▸ PROVIDED ENTRIES
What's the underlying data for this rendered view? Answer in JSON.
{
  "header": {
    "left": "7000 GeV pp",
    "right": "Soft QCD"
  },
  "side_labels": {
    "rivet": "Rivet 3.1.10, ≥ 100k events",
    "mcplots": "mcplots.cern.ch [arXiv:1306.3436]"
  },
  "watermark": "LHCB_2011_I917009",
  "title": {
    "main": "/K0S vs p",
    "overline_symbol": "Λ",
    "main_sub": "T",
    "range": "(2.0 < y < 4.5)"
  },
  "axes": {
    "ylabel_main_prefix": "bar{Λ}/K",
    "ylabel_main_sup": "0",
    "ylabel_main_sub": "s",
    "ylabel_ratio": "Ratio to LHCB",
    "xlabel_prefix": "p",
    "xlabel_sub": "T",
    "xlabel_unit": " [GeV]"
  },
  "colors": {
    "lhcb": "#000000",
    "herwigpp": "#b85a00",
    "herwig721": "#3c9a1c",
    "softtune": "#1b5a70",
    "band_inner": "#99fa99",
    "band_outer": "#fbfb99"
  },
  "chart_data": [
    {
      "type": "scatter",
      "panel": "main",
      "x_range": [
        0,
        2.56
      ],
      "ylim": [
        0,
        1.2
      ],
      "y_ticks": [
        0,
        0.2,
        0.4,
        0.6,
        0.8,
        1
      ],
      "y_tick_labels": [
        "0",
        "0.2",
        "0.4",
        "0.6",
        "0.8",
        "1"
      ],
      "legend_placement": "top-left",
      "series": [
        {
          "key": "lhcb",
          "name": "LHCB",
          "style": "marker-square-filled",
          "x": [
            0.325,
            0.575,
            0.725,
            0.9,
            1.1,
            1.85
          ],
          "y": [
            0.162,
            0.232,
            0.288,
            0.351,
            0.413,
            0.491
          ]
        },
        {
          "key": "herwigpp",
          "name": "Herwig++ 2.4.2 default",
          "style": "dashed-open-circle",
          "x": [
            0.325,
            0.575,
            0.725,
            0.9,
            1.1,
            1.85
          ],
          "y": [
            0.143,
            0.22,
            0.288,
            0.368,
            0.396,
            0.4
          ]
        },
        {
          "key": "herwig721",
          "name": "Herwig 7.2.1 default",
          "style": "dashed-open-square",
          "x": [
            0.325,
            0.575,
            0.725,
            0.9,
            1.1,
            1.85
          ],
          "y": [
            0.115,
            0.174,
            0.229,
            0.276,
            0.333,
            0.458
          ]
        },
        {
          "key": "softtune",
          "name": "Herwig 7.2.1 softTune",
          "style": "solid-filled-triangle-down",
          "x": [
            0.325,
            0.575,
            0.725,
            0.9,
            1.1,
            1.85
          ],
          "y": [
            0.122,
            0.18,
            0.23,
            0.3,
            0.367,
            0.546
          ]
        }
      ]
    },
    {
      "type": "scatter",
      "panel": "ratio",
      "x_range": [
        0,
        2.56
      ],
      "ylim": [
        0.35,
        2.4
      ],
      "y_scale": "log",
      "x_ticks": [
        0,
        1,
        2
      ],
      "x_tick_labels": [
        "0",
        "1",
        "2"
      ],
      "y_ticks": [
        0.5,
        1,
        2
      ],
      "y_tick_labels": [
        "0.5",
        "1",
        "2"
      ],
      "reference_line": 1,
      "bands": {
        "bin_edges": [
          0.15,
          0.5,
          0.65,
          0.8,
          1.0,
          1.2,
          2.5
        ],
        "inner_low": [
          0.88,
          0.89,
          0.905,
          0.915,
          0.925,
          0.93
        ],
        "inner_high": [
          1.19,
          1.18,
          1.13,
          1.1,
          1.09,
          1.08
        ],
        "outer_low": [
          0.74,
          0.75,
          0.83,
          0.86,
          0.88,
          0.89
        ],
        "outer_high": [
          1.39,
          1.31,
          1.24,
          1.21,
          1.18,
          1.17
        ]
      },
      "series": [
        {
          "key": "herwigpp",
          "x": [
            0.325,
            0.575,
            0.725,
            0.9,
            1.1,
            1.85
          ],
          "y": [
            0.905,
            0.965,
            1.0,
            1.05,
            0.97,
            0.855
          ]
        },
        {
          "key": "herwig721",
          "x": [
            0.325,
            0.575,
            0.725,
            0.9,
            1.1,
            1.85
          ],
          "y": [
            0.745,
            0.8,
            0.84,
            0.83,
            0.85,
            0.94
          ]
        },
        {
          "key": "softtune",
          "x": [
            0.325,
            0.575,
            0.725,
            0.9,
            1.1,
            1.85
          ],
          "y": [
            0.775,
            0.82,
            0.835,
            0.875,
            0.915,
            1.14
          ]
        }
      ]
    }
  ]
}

▸ TASK BRIEF
Go through the preceding material and copy each line that has the word "square".

▸ ANSWER TO THIS EXERCISE
          "style": "marker-square-filled",
          "style": "dashed-open-square",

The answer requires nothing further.